> **What you will do**
In the goals and values text below, condense the paragraph that begins "Conviviality is often in conflict" into a short bulleted list that keeps its main facts.

> **Document excerpt**
Goals and values

Explorability

Software should support users in exploring its design and implementation with the goal of understanding it as far as the user considers desirable.

Explorability can be in conflict with optimization and with the reuse of commodity components that add complexity in exchange for developer convenience.

HyperDoc's main role in software systems is to provide guidance to the code, through explanatory narratives and interactive execution of code examples.

Conviviality

Convivial software, named in reference to Ivan Illich's book "Tools for conviviality", is software that aims at ensuring its users' agency over their computation. It is software that users can adapt to their needs. Conviviality implies Open Source but goes beyond it. Convivial software must be forkable by users who are neither software professionals nor able to dedicate significant resources to maintenance. Software that has unstable dependencies is not convivial. Software that is overly opaque is not convivial either. Conviviality is therefore often associated with minimalism or brutalism

Conviviality is often in conflict with the use of mainstream technology and established best practices of software engineering. Since the 1980s, both academic computer science and the tech industry have focused on industrially produced software products, developed by trained professionals for users who value convenience over understanding and agency. This is what most of today's development tools and processes are made for.

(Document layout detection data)
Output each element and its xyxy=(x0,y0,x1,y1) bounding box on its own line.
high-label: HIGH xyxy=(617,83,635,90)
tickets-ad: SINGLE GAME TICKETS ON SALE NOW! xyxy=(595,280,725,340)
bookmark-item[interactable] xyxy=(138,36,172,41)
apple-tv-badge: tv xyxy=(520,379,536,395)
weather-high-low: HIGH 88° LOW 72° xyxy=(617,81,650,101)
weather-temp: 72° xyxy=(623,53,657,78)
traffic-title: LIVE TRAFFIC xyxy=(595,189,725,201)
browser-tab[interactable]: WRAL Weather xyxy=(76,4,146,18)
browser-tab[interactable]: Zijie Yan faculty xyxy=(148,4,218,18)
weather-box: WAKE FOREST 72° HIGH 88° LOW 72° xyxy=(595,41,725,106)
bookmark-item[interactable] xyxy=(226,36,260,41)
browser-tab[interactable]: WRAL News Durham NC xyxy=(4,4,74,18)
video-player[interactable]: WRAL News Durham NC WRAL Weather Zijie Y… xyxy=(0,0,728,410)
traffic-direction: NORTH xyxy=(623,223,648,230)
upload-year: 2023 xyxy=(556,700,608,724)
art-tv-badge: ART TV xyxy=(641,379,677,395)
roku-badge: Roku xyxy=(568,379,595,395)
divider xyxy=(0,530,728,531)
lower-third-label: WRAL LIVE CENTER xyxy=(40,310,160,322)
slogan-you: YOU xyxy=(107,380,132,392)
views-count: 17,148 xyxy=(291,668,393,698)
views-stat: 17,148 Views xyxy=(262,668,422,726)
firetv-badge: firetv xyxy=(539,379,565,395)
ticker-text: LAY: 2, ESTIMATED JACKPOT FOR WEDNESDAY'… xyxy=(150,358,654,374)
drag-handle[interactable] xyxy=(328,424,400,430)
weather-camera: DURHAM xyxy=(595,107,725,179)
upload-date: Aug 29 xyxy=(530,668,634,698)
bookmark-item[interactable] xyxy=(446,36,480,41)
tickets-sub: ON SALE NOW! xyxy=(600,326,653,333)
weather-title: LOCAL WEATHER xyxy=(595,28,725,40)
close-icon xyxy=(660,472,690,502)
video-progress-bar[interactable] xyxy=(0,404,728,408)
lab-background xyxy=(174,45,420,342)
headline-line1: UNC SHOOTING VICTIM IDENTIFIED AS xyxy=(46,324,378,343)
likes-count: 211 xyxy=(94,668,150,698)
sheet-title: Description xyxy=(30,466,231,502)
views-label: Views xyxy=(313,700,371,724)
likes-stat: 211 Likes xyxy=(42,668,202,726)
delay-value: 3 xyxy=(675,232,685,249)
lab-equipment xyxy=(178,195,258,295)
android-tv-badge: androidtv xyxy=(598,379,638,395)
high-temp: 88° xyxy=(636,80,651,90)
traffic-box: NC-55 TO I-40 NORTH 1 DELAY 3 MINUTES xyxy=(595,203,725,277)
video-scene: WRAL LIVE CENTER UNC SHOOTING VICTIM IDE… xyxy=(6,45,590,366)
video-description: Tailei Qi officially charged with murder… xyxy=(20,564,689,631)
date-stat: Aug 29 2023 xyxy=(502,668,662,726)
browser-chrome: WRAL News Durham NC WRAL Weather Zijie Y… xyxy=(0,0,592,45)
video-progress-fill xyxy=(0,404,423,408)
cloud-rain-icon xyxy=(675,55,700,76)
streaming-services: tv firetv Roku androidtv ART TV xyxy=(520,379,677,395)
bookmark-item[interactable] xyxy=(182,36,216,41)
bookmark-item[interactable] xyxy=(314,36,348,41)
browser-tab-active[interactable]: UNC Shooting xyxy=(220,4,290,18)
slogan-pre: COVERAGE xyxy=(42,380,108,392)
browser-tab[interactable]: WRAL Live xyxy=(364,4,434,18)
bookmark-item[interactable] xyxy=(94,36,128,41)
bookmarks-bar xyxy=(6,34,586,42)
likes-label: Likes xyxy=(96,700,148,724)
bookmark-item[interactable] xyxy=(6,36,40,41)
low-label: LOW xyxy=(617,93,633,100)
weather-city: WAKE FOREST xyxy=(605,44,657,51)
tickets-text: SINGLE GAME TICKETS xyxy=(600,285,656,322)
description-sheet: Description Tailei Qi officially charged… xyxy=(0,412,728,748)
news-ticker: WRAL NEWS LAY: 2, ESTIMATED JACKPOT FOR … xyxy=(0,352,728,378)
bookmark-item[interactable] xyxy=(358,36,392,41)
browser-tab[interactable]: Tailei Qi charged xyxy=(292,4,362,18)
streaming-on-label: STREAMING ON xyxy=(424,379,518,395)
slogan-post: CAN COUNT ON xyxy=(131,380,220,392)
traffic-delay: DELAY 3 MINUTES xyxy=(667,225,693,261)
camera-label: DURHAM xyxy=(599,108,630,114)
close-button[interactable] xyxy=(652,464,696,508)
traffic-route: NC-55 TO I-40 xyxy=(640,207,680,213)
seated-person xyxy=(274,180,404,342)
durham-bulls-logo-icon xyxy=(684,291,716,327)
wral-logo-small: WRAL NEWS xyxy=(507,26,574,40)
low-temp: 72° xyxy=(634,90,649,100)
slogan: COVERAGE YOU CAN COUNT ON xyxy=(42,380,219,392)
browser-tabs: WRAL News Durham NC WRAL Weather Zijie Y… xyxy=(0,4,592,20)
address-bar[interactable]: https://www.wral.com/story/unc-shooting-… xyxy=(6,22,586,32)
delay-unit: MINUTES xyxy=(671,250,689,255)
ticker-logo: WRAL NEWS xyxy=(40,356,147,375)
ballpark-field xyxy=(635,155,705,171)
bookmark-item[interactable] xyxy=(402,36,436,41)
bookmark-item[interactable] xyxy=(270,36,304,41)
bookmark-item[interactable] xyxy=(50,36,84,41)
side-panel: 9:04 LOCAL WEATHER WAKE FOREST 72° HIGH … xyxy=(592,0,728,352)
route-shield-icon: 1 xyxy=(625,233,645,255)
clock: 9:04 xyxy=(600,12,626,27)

> **Output for this task**
- Conviviality often conflicts with mainstream technology and established software engineering best practices.
- Since the 1980s, academic computer science and the tech industry have focused on industrially produced software products.
- These products are built by trained professionals for users who value convenience over understanding and agency.
- Most of today's development tools and processes are made for this kind of software.